» EXERCISE DETAILS: Copy out the material below in full, but not its images.

===== PROVIDED MATERIAL =====

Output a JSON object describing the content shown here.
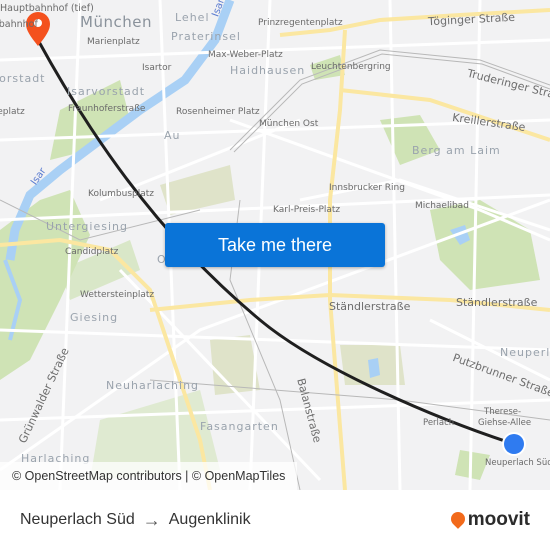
{
  "map": {
    "labels": {
      "hauptbahnhof_tief": "Hauptbahnhof (tief)",
      "hauptbahnhof": "Hauptbahnhof",
      "muenchen": "München",
      "lehel": "Lehel",
      "isar_top": "Isar",
      "prinzregentenplatz": "Prinzregentenplatz",
      "toeginger": "Töginger Straße",
      "marienplatz": "Marienplatz",
      "praterinsel": "Praterinsel",
      "max_weber_platz": "Max-Weber-Platz",
      "isartor": "Isartor",
      "haidhausen": "Haidhausen",
      "leuchtenbergring": "Leuchtenbergring",
      "truderinger": "Truderinger Straße",
      "vorstadt": "Ludwigsvorstadt",
      "isarvorstadt": "Isarvorstadt",
      "goetheplatz": "Goetheplatz",
      "fraunhoferstrasse": "Fraunhoferstraße",
      "rosenheimer_platz": "Rosenheimer Platz",
      "muenchen_ost": "München Ost",
      "kreillerstrasse": "Kreillerstraße",
      "au": "Au",
      "berg_am_laim": "Berg am Laim",
      "isar": "Isar",
      "kolumbusplatz": "Kolumbusplatz",
      "innsbrucker_ring": "Innsbrucker Ring",
      "karl_preis_platz": "Karl-Preis-Platz",
      "michaelibad": "Michaelibad",
      "untergiesing": "Untergiesing",
      "candidplatz": "Candidplatz",
      "obergiesing": "O",
      "wettersteinplatz": "Wettersteinplatz",
      "giesing": "Giesing",
      "staendlerstrasse_1": "Ständlerstraße",
      "staendlerstrasse_2": "Ständlerstraße",
      "neuperlach": "Neuperlach",
      "gruenwalder": "Grünwalder Straße",
      "neuharlaching": "Neuharlaching",
      "putzbrunner": "Putzbrunner Straße",
      "balanstrasse": "Balanstraße",
      "therese_giehse_allee_1": "Therese-",
      "therese_giehse_allee_2": "Giehse-Allee",
      "fasangarten": "Fasangarten",
      "perlach": "Perlach",
      "harlaching": "Harlaching",
      "neuperlach_sued": "Neuperlach Süd"
    },
    "markers": {
      "destination_icon": "map-pin-icon",
      "origin_icon": "origin-dot-icon"
    },
    "colors": {
      "destination_pin": "#f4511e",
      "origin_dot": "#2f7bf0",
      "route_line": "#1f1f1f",
      "cta": "#0a74d8"
    }
  },
  "cta": {
    "label": "Take me there"
  },
  "attribution": {
    "text": "© OpenStreetMap contributors | © OpenMapTiles"
  },
  "footer": {
    "origin": "Neuperlach Süd",
    "arrow": "→",
    "destination": "Augenklinik",
    "brand": "moovit"
  }
}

=====

» TASK OUTPUT:
Output a JSON object describing the content shown here.
{
  "map": {
    "labels": {
      "hauptbahnhof_tief": "Hauptbahnhof (tief)",
      "hauptbahnhof": "Hauptbahnhof",
      "muenchen": "München",
      "lehel": "Lehel",
      "isar_top": "Isar",
      "prinzregentenplatz": "Prinzregentenplatz",
      "toeginger": "Töginger Straße",
      "marienplatz": "Marienplatz",
      "praterinsel": "Praterinsel",
      "max_weber_platz": "Max-Weber-Platz",
      "isartor": "Isartor",
      "haidhausen": "Haidhausen",
      "leuchtenbergring": "Leuchtenbergring",
      "truderinger": "Truderinger Straße",
      "vorstadt": "Ludwigsvorstadt",
      "isarvorstadt": "Isarvorstadt",
      "goetheplatz": "Goetheplatz",
      "fraunhoferstrasse": "Fraunhoferstraße",
      "rosenheimer_platz": "Rosenheimer Platz",
      "muenchen_ost": "München Ost",
      "kreillerstrasse": "Kreillerstraße",
      "au": "Au",
      "berg_am_laim": "Berg am Laim",
      "isar": "Isar",
      "kolumbusplatz": "Kolumbusplatz",
      "innsbrucker_ring": "Innsbrucker Ring",
      "karl_preis_platz": "Karl-Preis-Platz",
      "michaelibad": "Michaelibad",
      "untergiesing": "Untergiesing",
      "candidplatz": "Candidplatz",
      "obergiesing": "O",
      "wettersteinplatz": "Wettersteinplatz",
      "giesing": "Giesing",
      "staendlerstrasse_1": "Ständlerstraße",
      "staendlerstrasse_2": "Ständlerstraße",
      "neuperlach": "Neuperlach",
      "gruenwalder": "Grünwalder Straße",
      "neuharlaching": "Neuharlaching",
      "putzbrunner": "Putzbrunner Straße",
      "balanstrasse": "Balanstraße",
      "therese_giehse_allee_1": "Therese-",
      "therese_giehse_allee_2": "Giehse-Allee",
      "fasangarten": "Fasangarten",
      "perlach": "Perlach",
      "harlaching": "Harlaching",
      "neuperlach_sued": "Neuperlach Süd"
    },
    "markers": {
      "destination_icon": "map-pin-icon",
      "origin_icon": "origin-dot-icon"
    },
    "colors": {
      "destination_pin": "#f4511e",
      "origin_dot": "#2f7bf0",
      "route_line": "#1f1f1f",
      "cta": "#0a74d8"
    }
  },
  "cta": {
    "label": "Take me there"
  },
  "attribution": {
    "text": "© OpenStreetMap contributors | © OpenMapTiles"
  },
  "footer": {
    "origin": "Neuperlach Süd",
    "arrow": "→",
    "destination": "Augenklinik",
    "brand": "moovit"
  }
}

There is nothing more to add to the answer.